(Dataset excerpts)
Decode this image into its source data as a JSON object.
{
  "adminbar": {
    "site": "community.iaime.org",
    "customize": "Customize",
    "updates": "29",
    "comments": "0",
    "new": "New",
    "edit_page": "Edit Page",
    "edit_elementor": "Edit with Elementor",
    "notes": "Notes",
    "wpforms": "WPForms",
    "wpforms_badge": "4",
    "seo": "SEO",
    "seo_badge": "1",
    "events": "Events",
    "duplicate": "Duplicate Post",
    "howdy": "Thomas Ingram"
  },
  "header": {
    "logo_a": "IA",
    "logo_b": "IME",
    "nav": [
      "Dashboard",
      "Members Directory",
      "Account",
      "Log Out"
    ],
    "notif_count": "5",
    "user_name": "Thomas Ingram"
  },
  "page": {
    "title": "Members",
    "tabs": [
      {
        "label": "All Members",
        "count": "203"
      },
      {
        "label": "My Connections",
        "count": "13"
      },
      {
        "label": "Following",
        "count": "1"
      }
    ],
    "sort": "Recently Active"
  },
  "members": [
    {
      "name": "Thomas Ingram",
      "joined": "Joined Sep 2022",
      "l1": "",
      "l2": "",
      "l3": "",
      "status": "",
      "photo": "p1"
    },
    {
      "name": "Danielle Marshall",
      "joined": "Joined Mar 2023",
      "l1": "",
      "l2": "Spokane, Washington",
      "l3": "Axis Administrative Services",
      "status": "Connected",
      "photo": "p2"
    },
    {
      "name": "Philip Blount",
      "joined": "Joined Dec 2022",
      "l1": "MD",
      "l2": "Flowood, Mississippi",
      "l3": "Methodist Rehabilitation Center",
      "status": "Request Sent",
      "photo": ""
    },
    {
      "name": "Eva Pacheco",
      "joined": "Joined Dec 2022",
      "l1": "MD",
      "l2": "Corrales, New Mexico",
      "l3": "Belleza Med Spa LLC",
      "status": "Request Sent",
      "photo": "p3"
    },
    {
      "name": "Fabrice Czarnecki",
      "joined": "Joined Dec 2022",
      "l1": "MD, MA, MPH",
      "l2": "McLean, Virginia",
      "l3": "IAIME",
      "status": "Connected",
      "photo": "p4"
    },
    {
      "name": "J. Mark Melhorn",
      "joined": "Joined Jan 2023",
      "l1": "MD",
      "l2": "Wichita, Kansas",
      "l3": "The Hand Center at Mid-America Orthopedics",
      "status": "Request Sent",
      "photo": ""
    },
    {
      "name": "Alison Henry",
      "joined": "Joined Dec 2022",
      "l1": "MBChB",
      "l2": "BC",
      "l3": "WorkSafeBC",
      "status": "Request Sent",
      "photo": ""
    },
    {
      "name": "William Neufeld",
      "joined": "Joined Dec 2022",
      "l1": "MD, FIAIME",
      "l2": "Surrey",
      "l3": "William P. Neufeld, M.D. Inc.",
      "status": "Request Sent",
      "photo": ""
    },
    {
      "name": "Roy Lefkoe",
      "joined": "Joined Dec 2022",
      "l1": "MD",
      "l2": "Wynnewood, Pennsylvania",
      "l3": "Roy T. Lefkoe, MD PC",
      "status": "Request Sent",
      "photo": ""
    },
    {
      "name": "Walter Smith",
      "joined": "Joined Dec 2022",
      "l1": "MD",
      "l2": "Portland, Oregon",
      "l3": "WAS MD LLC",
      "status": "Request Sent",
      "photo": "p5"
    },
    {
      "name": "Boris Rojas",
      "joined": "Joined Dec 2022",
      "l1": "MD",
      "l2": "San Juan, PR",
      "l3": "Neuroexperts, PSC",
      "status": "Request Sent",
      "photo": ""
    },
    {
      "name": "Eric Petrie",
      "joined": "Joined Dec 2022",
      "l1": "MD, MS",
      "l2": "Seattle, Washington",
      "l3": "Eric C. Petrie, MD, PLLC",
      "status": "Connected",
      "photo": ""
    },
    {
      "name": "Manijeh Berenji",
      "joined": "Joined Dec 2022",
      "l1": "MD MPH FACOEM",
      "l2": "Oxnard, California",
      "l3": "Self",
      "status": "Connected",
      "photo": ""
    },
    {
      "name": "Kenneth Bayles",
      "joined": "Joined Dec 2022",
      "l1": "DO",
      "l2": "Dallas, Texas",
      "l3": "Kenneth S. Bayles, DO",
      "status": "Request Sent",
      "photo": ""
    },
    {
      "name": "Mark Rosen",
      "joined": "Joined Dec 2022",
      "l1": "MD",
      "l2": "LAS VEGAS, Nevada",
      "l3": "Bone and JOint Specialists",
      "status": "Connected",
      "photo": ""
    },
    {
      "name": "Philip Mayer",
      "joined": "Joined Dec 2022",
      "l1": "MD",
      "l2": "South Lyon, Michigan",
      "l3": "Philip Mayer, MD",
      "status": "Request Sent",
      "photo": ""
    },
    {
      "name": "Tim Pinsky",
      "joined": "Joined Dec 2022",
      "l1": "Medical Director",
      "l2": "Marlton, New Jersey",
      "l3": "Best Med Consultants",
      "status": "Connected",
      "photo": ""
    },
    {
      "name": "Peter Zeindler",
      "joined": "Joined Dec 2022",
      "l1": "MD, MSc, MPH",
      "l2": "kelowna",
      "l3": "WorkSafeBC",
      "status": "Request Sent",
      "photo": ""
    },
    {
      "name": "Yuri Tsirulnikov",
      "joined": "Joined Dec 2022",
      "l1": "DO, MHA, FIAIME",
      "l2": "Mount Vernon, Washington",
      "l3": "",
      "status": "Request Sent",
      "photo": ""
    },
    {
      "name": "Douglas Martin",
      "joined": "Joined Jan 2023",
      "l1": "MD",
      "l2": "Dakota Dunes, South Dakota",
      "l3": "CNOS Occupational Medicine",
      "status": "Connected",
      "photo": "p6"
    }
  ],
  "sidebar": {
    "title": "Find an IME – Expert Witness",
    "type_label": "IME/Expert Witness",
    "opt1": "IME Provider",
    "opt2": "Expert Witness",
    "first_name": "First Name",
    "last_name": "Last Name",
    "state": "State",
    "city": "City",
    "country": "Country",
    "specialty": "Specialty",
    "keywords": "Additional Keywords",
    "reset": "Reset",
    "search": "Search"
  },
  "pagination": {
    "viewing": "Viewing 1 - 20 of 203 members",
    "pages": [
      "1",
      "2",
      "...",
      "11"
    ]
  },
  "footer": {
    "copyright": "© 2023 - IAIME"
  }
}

> [What is required]: Output the listing above word for word.

> [Result of the exercise]:
Decode this image into its source data as a JSON object.
{
  "adminbar": {
    "site": "community.iaime.org",
    "customize": "Customize",
    "updates": "29",
    "comments": "0",
    "new": "New",
    "edit_page": "Edit Page",
    "edit_elementor": "Edit with Elementor",
    "notes": "Notes",
    "wpforms": "WPForms",
    "wpforms_badge": "4",
    "seo": "SEO",
    "seo_badge": "1",
    "events": "Events",
    "duplicate": "Duplicate Post",
    "howdy": "Thomas Ingram"
  },
  "header": {
    "logo_a": "IA",
    "logo_b": "IME",
    "nav": [
      "Dashboard",
      "Members Directory",
      "Account",
      "Log Out"
    ],
    "notif_count": "5",
    "user_name": "Thomas Ingram"
  },
  "page": {
    "title": "Members",
    "tabs": [
      {
        "label": "All Members",
        "count": "203"
      },
      {
        "label": "My Connections",
        "count": "13"
      },
      {
        "label": "Following",
        "count": "1"
      }
    ],
    "sort": "Recently Active"
  },
  "members": [
    {
      "name": "Thomas Ingram",
      "joined": "Joined Sep 2022",
      "l1": "",
      "l2": "",
      "l3": "",
      "status": "",
      "photo": "p1"
    },
    {
      "name": "Danielle Marshall",
      "joined": "Joined Mar 2023",
      "l1": "",
      "l2": "Spokane, Washington",
      "l3": "Axis Administrative Services",
      "status": "Connected",
      "photo": "p2"
    },
    {
      "name": "Philip Blount",
      "joined": "Joined Dec 2022",
      "l1": "MD",
      "l2": "Flowood, Mississippi",
      "l3": "Methodist Rehabilitation Center",
      "status": "Request Sent",
      "photo": ""
    },
    {
      "name": "Eva Pacheco",
      "joined": "Joined Dec 2022",
      "l1": "MD",
      "l2": "Corrales, New Mexico",
      "l3": "Belleza Med Spa LLC",
      "status": "Request Sent",
      "photo": "p3"
    },
    {
      "name": "Fabrice Czarnecki",
      "joined": "Joined Dec 2022",
      "l1": "MD, MA, MPH",
      "l2": "McLean, Virginia",
      "l3": "IAIME",
      "status": "Connected",
      "photo": "p4"
    },
    {
      "name": "J. Mark Melhorn",
      "joined": "Joined Jan 2023",
      "l1": "MD",
      "l2": "Wichita, Kansas",
      "l3": "The Hand Center at Mid-America Orthopedics",
      "status": "Request Sent",
      "photo": ""
    },
    {
      "name": "Alison Henry",
      "joined": "Joined Dec 2022",
      "l1": "MBChB",
      "l2": "BC",
      "l3": "WorkSafeBC",
      "status": "Request Sent",
      "photo": ""
    },
    {
      "name": "William Neufeld",
      "joined": "Joined Dec 2022",
      "l1": "MD, FIAIME",
      "l2": "Surrey",
      "l3": "William P. Neufeld, M.D. Inc.",
      "status": "Request Sent",
      "photo": ""
    },
    {
      "name": "Roy Lefkoe",
      "joined": "Joined Dec 2022",
      "l1": "MD",
      "l2": "Wynnewood, Pennsylvania",
      "l3": "Roy T. Lefkoe, MD PC",
      "status": "Request Sent",
      "photo": ""
    },
    {
      "name": "Walter Smith",
      "joined": "Joined Dec 2022",
      "l1": "MD",
      "l2": "Portland, Oregon",
      "l3": "WAS MD LLC",
      "status": "Request Sent",
      "photo": "p5"
    },
    {
      "name": "Boris Rojas",
      "joined": "Joined Dec 2022",
      "l1": "MD",
      "l2": "San Juan, PR",
      "l3": "Neuroexperts, PSC",
      "status": "Request Sent",
      "photo": ""
    },
    {
      "name": "Eric Petrie",
      "joined": "Joined Dec 2022",
      "l1": "MD, MS",
      "l2": "Seattle, Washington",
      "l3": "Eric C. Petrie, MD, PLLC",
      "status": "Connected",
      "photo": ""
    },
    {
      "name": "Manijeh Berenji",
      "joined": "Joined Dec 2022",
      "l1": "MD MPH FACOEM",
      "l2": "Oxnard, California",
      "l3": "Self",
      "status": "Connected",
      "photo": ""
    },
    {
      "name": "Kenneth Bayles",
      "joined": "Joined Dec 2022",
      "l1": "DO",
      "l2": "Dallas, Texas",
      "l3": "Kenneth S. Bayles, DO",
      "status": "Request Sent",
      "photo": ""
    },
    {
      "name": "Mark Rosen",
      "joined": "Joined Dec 2022",
      "l1": "MD",
      "l2": "LAS VEGAS, Nevada",
      "l3": "Bone and JOint Specialists",
      "status": "Connected",
      "photo": ""
    },
    {
      "name": "Philip Mayer",
      "joined": "Joined Dec 2022",
      "l1": "MD",
      "l2": "South Lyon, Michigan",
      "l3": "Philip Mayer, MD",
      "status": "Request Sent",
      "photo": ""
    },
    {
      "name": "Tim Pinsky",
      "joined": "Joined Dec 2022",
      "l1": "Medical Director",
      "l2": "Marlton, New Jersey",
      "l3": "Best Med Consultants",
      "status": "Connected",
      "photo": ""
    },
    {
      "name": "Peter Zeindler",
      "joined": "Joined Dec 2022",
      "l1": "MD, MSc, MPH",
      "l2": "kelowna",
      "l3": "WorkSafeBC",
      "status": "Request Sent",
      "photo": ""
    },
    {
      "name": "Yuri Tsirulnikov",
      "joined": "Joined Dec 2022",
      "l1": "DO, MHA, FIAIME",
      "l2": "Mount Vernon, Washington",
      "l3": "",
      "status": "Request Sent",
      "photo": ""
    },
    {
      "name": "Douglas Martin",
      "joined": "Joined Jan 2023",
      "l1": "MD",
      "l2": "Dakota Dunes, South Dakota",
      "l3": "CNOS Occupational Medicine",
      "status": "Connected",
      "photo": "p6"
    }
  ],
  "sidebar": {
    "title": "Find an IME – Expert Witness",
    "type_label": "IME/Expert Witness",
    "opt1": "IME Provider",
    "opt2": "Expert Witness",
    "first_name": "First Name",
    "last_name": "Last Name",
    "state": "State",
    "city": "City",
    "country": "Country",
    "specialty": "Specialty",
    "keywords": "Additional Keywords",
    "reset": "Reset",
    "search": "Search"
  },
  "pagination": {
    "viewing": "Viewing 1 - 20 of 203 members",
    "pages": [
      "1",
      "2",
      "...",
      "11"
    ]
  },
  "footer": {
    "copyright": "© 2023 - IAIME"
  }
}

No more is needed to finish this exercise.